== Short task ==
Without omitting anything, return the records precisely as given.
[BEGIN Supplied material]
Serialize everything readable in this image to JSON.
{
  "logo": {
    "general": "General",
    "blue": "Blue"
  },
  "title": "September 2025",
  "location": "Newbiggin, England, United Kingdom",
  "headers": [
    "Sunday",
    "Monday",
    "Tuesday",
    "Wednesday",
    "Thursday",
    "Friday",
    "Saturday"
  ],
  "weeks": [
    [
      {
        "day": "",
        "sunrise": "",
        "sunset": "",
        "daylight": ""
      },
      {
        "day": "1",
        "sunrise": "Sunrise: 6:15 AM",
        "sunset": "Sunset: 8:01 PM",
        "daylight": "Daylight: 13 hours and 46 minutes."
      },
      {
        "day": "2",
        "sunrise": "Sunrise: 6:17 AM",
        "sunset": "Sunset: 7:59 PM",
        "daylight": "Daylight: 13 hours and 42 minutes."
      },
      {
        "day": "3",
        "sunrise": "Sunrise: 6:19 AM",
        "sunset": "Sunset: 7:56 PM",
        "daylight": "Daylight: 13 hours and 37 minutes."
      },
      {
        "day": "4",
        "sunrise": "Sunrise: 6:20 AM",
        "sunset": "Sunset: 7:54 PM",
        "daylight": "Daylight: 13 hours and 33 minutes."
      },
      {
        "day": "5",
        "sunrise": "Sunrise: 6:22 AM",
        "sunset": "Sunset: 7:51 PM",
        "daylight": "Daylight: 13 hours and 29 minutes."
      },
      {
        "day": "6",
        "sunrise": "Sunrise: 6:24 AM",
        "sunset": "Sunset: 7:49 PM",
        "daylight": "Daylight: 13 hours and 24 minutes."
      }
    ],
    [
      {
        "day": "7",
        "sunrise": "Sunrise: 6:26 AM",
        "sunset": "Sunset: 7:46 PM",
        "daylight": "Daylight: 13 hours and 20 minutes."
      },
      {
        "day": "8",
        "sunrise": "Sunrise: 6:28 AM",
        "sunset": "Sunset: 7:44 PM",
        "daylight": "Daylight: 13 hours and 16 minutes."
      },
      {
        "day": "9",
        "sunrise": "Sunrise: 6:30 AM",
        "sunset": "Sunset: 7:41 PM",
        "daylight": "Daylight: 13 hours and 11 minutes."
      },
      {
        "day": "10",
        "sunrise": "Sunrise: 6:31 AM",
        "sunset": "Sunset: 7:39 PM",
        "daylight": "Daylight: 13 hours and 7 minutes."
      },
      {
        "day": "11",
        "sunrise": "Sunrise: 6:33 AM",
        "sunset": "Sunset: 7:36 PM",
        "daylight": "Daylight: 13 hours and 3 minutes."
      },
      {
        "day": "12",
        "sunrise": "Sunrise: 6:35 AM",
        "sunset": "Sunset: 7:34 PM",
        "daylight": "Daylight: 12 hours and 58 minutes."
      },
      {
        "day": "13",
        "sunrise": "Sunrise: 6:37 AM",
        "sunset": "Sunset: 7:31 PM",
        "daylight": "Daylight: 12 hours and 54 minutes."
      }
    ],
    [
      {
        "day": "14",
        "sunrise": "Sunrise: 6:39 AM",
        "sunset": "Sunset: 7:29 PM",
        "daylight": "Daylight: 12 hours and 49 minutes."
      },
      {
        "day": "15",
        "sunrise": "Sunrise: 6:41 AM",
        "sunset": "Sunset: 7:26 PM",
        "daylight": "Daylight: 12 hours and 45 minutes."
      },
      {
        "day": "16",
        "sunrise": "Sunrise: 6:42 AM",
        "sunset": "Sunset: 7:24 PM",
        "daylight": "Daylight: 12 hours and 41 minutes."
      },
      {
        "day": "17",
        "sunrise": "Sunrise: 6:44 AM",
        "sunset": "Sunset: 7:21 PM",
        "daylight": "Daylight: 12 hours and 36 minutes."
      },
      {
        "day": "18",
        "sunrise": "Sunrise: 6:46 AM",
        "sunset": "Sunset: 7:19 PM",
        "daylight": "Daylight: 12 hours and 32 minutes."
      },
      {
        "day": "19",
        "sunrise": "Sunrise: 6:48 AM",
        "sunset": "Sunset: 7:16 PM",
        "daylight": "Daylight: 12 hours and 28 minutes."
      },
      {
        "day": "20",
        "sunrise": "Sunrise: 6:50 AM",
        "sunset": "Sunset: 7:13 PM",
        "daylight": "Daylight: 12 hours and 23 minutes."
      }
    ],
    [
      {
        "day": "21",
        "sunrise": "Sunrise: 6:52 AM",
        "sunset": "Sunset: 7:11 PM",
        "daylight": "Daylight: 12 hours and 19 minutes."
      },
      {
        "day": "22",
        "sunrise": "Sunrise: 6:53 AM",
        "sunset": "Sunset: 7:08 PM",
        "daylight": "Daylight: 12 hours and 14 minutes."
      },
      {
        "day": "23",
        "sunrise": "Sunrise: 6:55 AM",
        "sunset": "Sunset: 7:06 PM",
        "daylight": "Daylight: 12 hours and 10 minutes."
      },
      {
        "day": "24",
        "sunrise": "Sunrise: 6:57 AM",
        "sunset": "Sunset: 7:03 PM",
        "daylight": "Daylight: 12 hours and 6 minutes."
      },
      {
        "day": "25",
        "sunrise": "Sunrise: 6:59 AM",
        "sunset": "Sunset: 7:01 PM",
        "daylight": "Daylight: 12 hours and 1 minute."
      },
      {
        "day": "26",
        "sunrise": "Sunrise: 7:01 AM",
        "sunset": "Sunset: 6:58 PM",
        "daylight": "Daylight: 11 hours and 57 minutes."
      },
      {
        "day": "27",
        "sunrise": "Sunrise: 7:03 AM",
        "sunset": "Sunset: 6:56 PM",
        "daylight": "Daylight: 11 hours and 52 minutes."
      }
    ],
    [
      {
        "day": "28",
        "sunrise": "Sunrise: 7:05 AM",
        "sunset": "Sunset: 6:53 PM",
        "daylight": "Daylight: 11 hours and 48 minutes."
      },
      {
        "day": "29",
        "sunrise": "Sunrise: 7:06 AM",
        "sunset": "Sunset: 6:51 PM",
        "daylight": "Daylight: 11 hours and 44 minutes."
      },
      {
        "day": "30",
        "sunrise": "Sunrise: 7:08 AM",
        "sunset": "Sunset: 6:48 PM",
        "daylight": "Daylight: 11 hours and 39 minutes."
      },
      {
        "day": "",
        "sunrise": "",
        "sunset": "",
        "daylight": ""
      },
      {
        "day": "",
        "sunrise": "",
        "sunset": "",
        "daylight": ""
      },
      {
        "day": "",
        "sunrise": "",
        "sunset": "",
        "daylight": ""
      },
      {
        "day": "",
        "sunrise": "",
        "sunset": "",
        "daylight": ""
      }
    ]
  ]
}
[END Supplied material]
== Correct response ==
Serialize everything readable in this image to JSON.
{
  "logo": {
    "general": "General",
    "blue": "Blue"
  },
  "title": "September 2025",
  "location": "Newbiggin, England, United Kingdom",
  "headers": [
    "Sunday",
    "Monday",
    "Tuesday",
    "Wednesday",
    "Thursday",
    "Friday",
    "Saturday"
  ],
  "weeks": [
    [
      {
        "day": "",
        "sunrise": "",
        "sunset": "",
        "daylight": ""
      },
      {
        "day": "1",
        "sunrise": "Sunrise: 6:15 AM",
        "sunset": "Sunset: 8:01 PM",
        "daylight": "Daylight: 13 hours and 46 minutes."
      },
      {
        "day": "2",
        "sunrise": "Sunrise: 6:17 AM",
        "sunset": "Sunset: 7:59 PM",
        "daylight": "Daylight: 13 hours and 42 minutes."
      },
      {
        "day": "3",
        "sunrise": "Sunrise: 6:19 AM",
        "sunset": "Sunset: 7:56 PM",
        "daylight": "Daylight: 13 hours and 37 minutes."
      },
      {
        "day": "4",
        "sunrise": "Sunrise: 6:20 AM",
        "sunset": "Sunset: 7:54 PM",
        "daylight": "Daylight: 13 hours and 33 minutes."
      },
      {
        "day": "5",
        "sunrise": "Sunrise: 6:22 AM",
        "sunset": "Sunset: 7:51 PM",
        "daylight": "Daylight: 13 hours and 29 minutes."
      },
      {
        "day": "6",
        "sunrise": "Sunrise: 6:24 AM",
        "sunset": "Sunset: 7:49 PM",
        "daylight": "Daylight: 13 hours and 24 minutes."
      }
    ],
    [
      {
        "day": "7",
        "sunrise": "Sunrise: 6:26 AM",
        "sunset": "Sunset: 7:46 PM",
        "daylight": "Daylight: 13 hours and 20 minutes."
      },
      {
        "day": "8",
        "sunrise": "Sunrise: 6:28 AM",
        "sunset": "Sunset: 7:44 PM",
        "daylight": "Daylight: 13 hours and 16 minutes."
      },
      {
        "day": "9",
        "sunrise": "Sunrise: 6:30 AM",
        "sunset": "Sunset: 7:41 PM",
        "daylight": "Daylight: 13 hours and 11 minutes."
      },
      {
        "day": "10",
        "sunrise": "Sunrise: 6:31 AM",
        "sunset": "Sunset: 7:39 PM",
        "daylight": "Daylight: 13 hours and 7 minutes."
      },
      {
        "day": "11",
        "sunrise": "Sunrise: 6:33 AM",
        "sunset": "Sunset: 7:36 PM",
        "daylight": "Daylight: 13 hours and 3 minutes."
      },
      {
        "day": "12",
        "sunrise": "Sunrise: 6:35 AM",
        "sunset": "Sunset: 7:34 PM",
        "daylight": "Daylight: 12 hours and 58 minutes."
      },
      {
        "day": "13",
        "sunrise": "Sunrise: 6:37 AM",
        "sunset": "Sunset: 7:31 PM",
        "daylight": "Daylight: 12 hours and 54 minutes."
      }
    ],
    [
      {
        "day": "14",
        "sunrise": "Sunrise: 6:39 AM",
        "sunset": "Sunset: 7:29 PM",
        "daylight": "Daylight: 12 hours and 49 minutes."
      },
      {
        "day": "15",
        "sunrise": "Sunrise: 6:41 AM",
        "sunset": "Sunset: 7:26 PM",
        "daylight": "Daylight: 12 hours and 45 minutes."
      },
      {
        "day": "16",
        "sunrise": "Sunrise: 6:42 AM",
        "sunset": "Sunset: 7:24 PM",
        "daylight": "Daylight: 12 hours and 41 minutes."
      },
      {
        "day": "17",
        "sunrise": "Sunrise: 6:44 AM",
        "sunset": "Sunset: 7:21 PM",
        "daylight": "Daylight: 12 hours and 36 minutes."
      },
      {
        "day": "18",
        "sunrise": "Sunrise: 6:46 AM",
        "sunset": "Sunset: 7:19 PM",
        "daylight": "Daylight: 12 hours and 32 minutes."
      },
      {
        "day": "19",
        "sunrise": "Sunrise: 6:48 AM",
        "sunset": "Sunset: 7:16 PM",
        "daylight": "Daylight: 12 hours and 28 minutes."
      },
      {
        "day": "20",
        "sunrise": "Sunrise: 6:50 AM",
        "sunset": "Sunset: 7:13 PM",
        "daylight": "Daylight: 12 hours and 23 minutes."
      }
    ],
    [
      {
        "day": "21",
        "sunrise": "Sunrise: 6:52 AM",
        "sunset": "Sunset: 7:11 PM",
        "daylight": "Daylight: 12 hours and 19 minutes."
      },
      {
        "day": "22",
        "sunrise": "Sunrise: 6:53 AM",
        "sunset": "Sunset: 7:08 PM",
        "daylight": "Daylight: 12 hours and 14 minutes."
      },
      {
        "day": "23",
        "sunrise": "Sunrise: 6:55 AM",
        "sunset": "Sunset: 7:06 PM",
        "daylight": "Daylight: 12 hours and 10 minutes."
      },
      {
        "day": "24",
        "sunrise": "Sunrise: 6:57 AM",
        "sunset": "Sunset: 7:03 PM",
        "daylight": "Daylight: 12 hours and 6 minutes."
      },
      {
        "day": "25",
        "sunrise": "Sunrise: 6:59 AM",
        "sunset": "Sunset: 7:01 PM",
        "daylight": "Daylight: 12 hours and 1 minute."
      },
      {
        "day": "26",
        "sunrise": "Sunrise: 7:01 AM",
        "sunset": "Sunset: 6:58 PM",
        "daylight": "Daylight: 11 hours and 57 minutes."
      },
      {
        "day": "27",
        "sunrise": "Sunrise: 7:03 AM",
        "sunset": "Sunset: 6:56 PM",
        "daylight": "Daylight: 11 hours and 52 minutes."
      }
    ],
    [
      {
        "day": "28",
        "sunrise": "Sunrise: 7:05 AM",
        "sunset": "Sunset: 6:53 PM",
        "daylight": "Daylight: 11 hours and 48 minutes."
      },
      {
        "day": "29",
        "sunrise": "Sunrise: 7:06 AM",
        "sunset": "Sunset: 6:51 PM",
        "daylight": "Daylight: 11 hours and 44 minutes."
      },
      {
        "day": "30",
        "sunrise": "Sunrise: 7:08 AM",
        "sunset": "Sunset: 6:48 PM",
        "daylight": "Daylight: 11 hours and 39 minutes."
      },
      {
        "day": "",
        "sunrise": "",
        "sunset": "",
        "daylight": ""
      },
      {
        "day": "",
        "sunrise": "",
        "sunset": "",
        "daylight": ""
      },
      {
        "day": "",
        "sunrise": "",
        "sunset": "",
        "daylight": ""
      },
      {
        "day": "",
        "sunrise": "",
        "sunset": "",
        "daylight": ""
      }
    ]
  ]
}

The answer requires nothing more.